• Directions for this task:
Return every line of the records that includes the string "convictions".

• Dataset records:
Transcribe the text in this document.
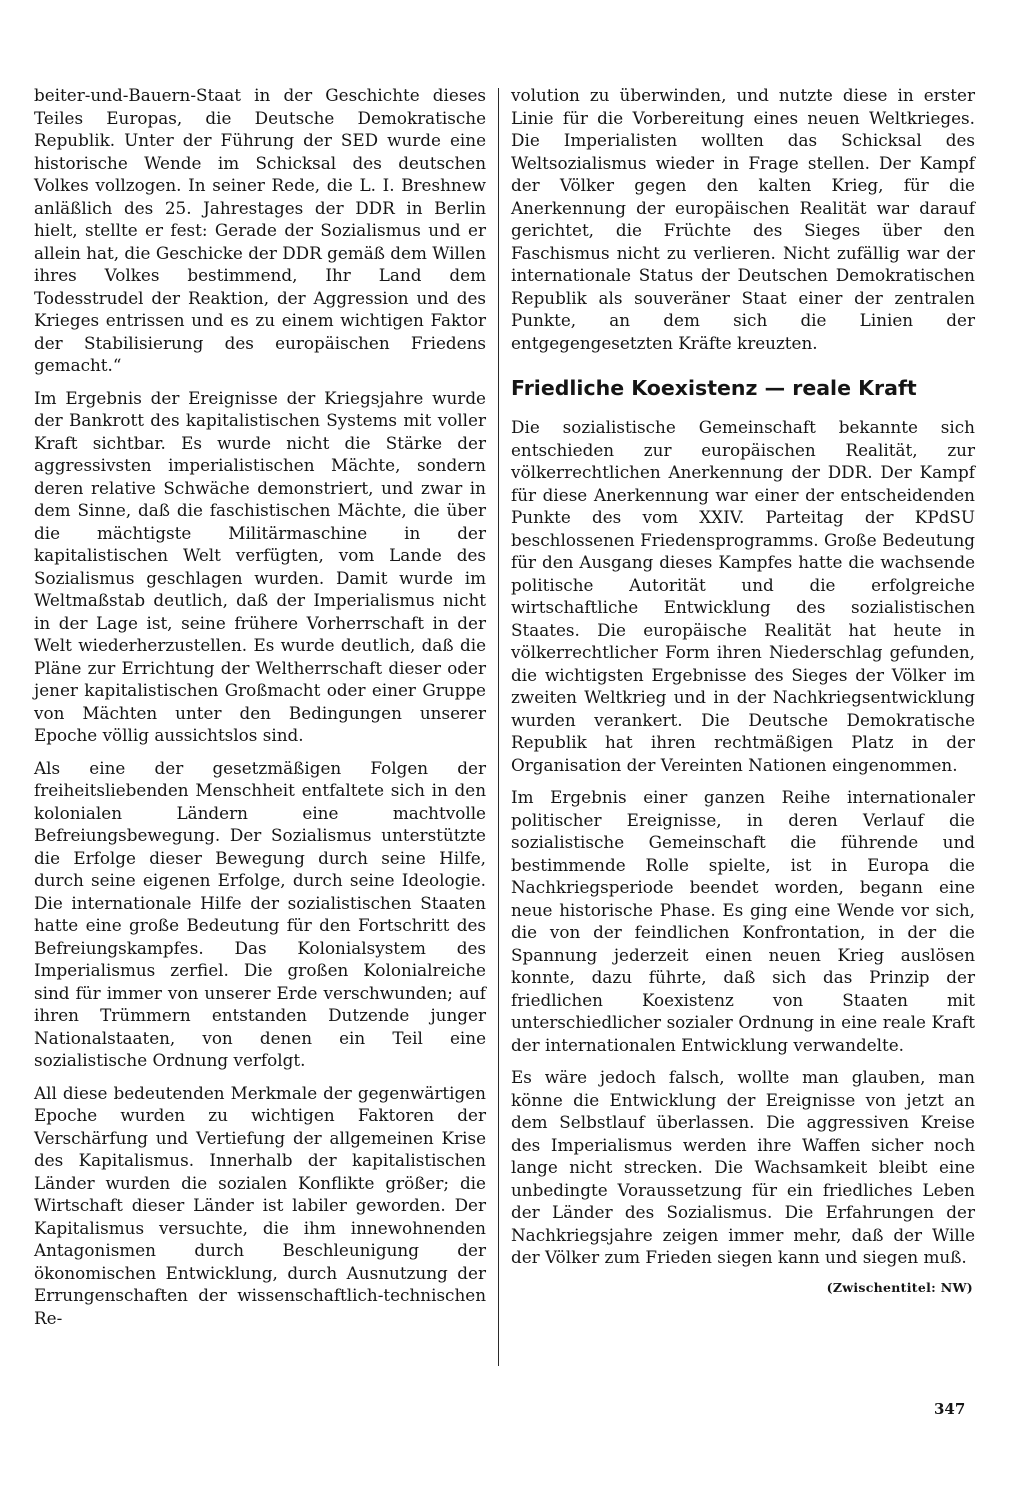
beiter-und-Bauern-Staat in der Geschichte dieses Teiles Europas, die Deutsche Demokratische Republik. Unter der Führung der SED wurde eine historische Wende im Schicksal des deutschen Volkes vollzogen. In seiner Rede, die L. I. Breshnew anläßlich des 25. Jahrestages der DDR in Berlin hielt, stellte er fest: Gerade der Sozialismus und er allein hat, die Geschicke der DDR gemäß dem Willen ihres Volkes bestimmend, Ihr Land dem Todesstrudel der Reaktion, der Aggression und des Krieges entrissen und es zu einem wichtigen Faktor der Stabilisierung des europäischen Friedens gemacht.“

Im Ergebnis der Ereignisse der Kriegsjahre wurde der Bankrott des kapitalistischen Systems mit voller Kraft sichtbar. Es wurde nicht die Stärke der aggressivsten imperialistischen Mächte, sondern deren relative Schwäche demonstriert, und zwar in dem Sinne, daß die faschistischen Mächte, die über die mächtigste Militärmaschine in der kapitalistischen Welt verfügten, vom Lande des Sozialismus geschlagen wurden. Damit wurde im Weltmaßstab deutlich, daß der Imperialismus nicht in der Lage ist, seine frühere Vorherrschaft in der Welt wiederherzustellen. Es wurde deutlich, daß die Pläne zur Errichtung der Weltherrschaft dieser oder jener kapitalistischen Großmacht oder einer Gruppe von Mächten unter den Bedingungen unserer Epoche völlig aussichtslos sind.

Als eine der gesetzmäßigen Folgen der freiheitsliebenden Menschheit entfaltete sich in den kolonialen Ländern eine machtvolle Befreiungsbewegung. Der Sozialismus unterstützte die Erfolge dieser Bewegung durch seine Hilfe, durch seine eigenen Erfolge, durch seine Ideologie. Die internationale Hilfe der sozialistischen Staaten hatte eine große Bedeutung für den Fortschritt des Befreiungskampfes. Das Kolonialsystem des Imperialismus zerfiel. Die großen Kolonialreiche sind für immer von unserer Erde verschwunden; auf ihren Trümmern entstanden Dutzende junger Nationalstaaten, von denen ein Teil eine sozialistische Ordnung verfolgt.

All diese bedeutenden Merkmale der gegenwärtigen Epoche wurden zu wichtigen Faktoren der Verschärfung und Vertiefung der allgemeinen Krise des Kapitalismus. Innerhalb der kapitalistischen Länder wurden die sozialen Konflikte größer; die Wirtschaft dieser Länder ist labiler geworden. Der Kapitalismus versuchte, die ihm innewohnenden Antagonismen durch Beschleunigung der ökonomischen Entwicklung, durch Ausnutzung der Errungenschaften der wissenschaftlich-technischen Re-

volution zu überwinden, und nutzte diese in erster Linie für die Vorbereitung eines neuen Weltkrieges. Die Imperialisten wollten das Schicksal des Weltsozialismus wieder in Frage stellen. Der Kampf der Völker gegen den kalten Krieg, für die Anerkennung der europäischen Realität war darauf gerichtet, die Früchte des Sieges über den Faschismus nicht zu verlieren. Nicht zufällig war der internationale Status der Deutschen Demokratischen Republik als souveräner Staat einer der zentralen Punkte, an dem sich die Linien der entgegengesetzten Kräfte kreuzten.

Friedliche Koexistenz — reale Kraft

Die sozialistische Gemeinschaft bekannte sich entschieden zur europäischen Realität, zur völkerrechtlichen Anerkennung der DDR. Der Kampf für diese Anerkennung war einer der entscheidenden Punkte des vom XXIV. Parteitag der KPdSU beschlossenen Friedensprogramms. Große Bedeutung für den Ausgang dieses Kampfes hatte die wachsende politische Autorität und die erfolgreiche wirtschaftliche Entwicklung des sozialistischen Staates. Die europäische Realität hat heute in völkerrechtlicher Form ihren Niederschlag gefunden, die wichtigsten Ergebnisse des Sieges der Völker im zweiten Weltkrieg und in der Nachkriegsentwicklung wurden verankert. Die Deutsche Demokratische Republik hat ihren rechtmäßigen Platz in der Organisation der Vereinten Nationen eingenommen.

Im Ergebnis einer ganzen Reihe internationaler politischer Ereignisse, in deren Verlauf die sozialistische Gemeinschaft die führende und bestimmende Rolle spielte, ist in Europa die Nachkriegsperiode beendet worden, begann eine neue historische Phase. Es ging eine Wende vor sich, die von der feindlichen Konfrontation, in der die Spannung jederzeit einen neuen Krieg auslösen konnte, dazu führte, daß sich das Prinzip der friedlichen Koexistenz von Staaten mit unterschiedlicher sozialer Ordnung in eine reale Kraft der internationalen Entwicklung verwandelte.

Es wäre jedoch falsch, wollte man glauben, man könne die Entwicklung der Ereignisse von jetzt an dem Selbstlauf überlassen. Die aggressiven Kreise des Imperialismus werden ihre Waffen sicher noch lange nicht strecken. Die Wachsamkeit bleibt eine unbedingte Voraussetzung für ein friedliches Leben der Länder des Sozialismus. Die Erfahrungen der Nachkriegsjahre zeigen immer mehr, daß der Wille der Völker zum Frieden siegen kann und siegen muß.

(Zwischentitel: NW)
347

* * *

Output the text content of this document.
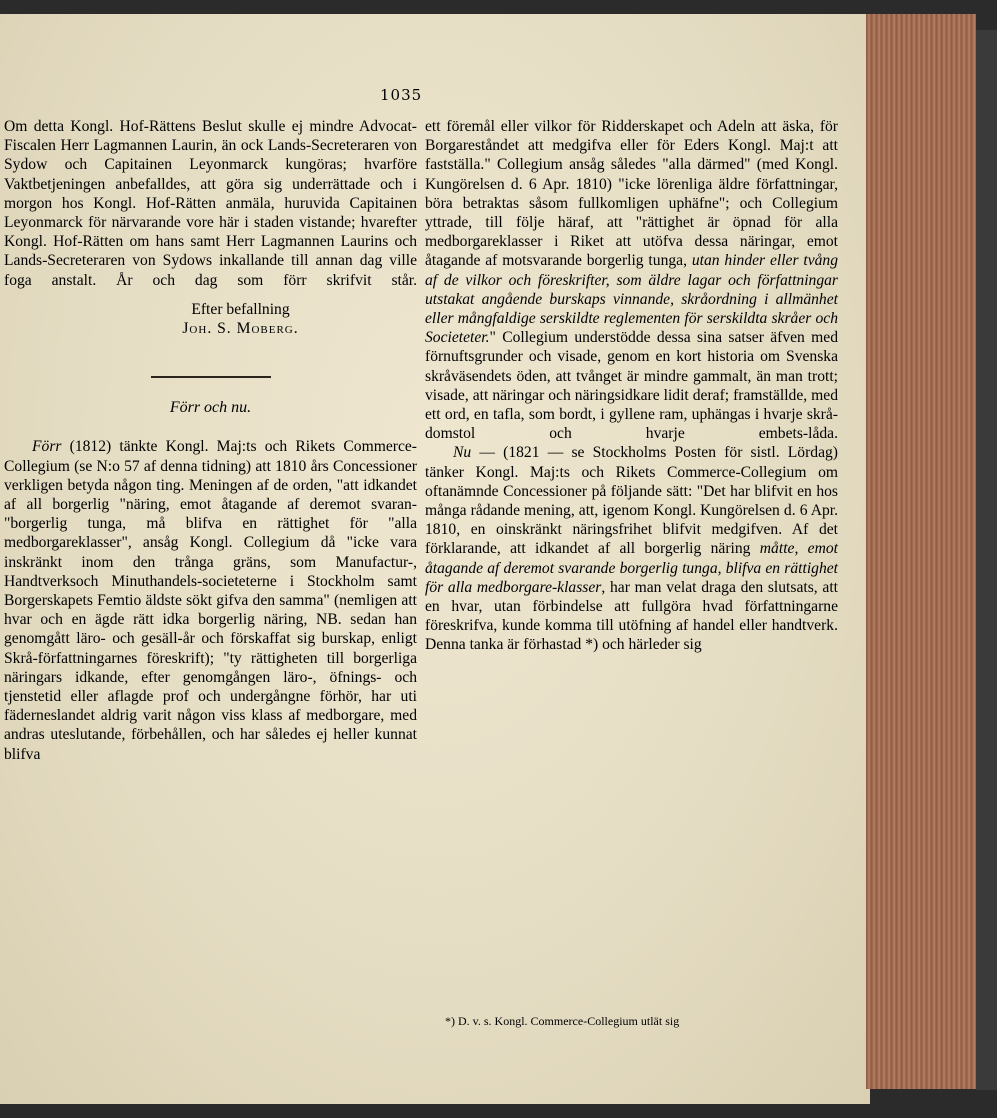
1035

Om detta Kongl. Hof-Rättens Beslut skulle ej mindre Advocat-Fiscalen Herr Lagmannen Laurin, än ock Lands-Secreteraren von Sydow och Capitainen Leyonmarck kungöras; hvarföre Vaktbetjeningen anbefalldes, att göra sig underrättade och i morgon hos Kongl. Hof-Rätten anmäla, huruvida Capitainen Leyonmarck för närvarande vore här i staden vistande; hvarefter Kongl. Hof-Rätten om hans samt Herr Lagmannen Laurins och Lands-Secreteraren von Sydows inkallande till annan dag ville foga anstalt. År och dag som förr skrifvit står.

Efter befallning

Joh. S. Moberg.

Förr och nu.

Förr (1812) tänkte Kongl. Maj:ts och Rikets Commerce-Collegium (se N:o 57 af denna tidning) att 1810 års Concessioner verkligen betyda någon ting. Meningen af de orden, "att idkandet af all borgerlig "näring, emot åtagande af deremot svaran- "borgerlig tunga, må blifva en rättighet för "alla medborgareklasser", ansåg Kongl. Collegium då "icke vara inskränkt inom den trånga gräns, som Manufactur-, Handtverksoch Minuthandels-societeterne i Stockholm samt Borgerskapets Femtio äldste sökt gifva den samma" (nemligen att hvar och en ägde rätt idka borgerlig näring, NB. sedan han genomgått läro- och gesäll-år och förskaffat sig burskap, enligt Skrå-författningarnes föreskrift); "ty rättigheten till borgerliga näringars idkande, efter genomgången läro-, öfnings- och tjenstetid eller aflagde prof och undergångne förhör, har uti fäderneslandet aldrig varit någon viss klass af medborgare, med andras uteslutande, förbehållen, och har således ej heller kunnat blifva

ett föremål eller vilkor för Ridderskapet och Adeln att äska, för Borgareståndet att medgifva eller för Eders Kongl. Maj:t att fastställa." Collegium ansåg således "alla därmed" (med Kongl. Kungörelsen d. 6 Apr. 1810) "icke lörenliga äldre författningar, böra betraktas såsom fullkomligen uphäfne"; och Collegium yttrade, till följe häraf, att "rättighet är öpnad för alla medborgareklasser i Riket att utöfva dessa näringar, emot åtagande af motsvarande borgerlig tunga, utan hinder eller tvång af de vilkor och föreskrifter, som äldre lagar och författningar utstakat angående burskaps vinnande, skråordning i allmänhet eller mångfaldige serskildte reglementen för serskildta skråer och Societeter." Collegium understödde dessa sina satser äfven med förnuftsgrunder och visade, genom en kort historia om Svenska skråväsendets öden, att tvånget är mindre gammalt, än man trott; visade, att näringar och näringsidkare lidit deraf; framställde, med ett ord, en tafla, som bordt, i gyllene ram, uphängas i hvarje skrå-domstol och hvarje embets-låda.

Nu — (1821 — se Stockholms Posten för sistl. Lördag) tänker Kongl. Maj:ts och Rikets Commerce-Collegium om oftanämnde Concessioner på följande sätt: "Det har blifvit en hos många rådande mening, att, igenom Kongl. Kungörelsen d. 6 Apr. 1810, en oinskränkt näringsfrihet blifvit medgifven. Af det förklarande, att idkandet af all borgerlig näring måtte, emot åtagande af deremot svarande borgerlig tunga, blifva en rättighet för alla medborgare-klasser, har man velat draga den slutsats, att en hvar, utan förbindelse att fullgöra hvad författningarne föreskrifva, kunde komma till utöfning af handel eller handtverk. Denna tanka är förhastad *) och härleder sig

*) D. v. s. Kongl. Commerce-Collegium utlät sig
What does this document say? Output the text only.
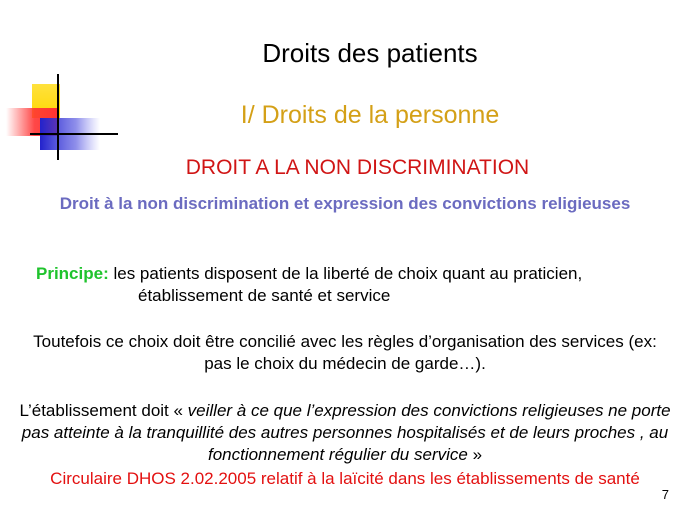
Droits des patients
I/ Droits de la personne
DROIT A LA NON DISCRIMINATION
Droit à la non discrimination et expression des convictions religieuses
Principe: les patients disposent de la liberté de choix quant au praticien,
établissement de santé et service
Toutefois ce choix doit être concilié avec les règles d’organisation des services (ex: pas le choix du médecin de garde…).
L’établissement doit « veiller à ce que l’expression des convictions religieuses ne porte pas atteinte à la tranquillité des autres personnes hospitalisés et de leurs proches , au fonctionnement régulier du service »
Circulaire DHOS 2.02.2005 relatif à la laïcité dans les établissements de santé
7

• Solution:
Droit à la non discrimination et expression des convictions religieuses
L’établissement doit « veiller à ce que l’expression des convictions religieuses ne porte pas atteinte à la tranquillité des autres personnes hospitalisés et de leurs proches , au fonctionnement régulier du service »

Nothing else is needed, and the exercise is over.